INPUT:
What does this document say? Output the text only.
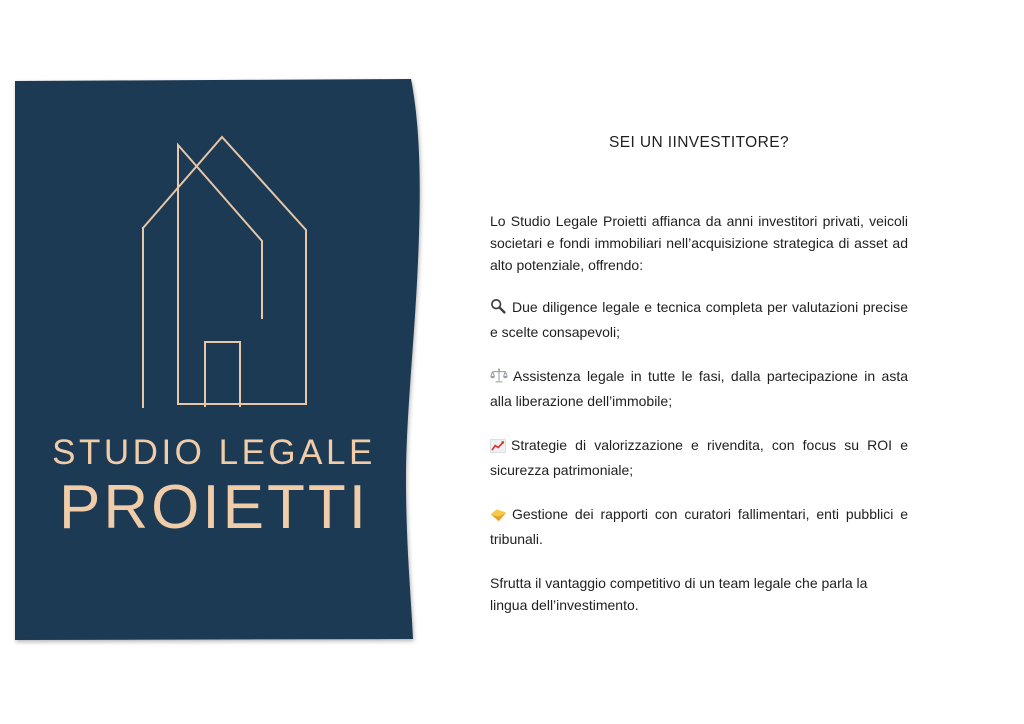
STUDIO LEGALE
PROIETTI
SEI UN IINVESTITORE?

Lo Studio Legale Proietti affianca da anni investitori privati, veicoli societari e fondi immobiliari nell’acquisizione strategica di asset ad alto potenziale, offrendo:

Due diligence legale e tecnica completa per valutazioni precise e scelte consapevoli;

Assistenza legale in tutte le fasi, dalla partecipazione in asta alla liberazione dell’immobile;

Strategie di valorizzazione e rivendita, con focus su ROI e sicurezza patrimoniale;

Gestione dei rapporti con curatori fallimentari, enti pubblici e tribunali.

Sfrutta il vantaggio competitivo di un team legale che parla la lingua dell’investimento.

EXERCISE AIM: Read the entries and pick out all lines that include the word "dell".

WORKED ANSWER:
Assistenza legale in tutte le fasi, dalla partecipazione in asta alla liberazione dell’immobile;
Sfrutta il vantaggio competitivo di un team legale che parla la lingua dell’investimento.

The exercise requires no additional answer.